> [WHAT THE EXERCISE ASKS] Pick every line with "color" from the material below.

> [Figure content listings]

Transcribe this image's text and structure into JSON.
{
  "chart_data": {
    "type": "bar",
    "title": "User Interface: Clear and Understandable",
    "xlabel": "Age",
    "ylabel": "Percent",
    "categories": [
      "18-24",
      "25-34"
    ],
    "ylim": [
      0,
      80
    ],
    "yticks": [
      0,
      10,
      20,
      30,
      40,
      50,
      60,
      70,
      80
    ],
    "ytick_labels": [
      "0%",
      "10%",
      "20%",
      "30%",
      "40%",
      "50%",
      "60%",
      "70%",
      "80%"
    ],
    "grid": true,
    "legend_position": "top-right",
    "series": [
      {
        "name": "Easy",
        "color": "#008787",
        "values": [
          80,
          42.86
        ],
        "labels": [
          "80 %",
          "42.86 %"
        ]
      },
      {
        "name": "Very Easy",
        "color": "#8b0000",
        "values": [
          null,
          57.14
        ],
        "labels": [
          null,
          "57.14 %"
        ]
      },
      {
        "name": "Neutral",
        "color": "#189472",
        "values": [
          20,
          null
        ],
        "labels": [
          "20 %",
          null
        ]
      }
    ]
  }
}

> [ANSWER IN FULL]
        "color": "#008787",
        "color": "#8b0000",
        "color": "#189472",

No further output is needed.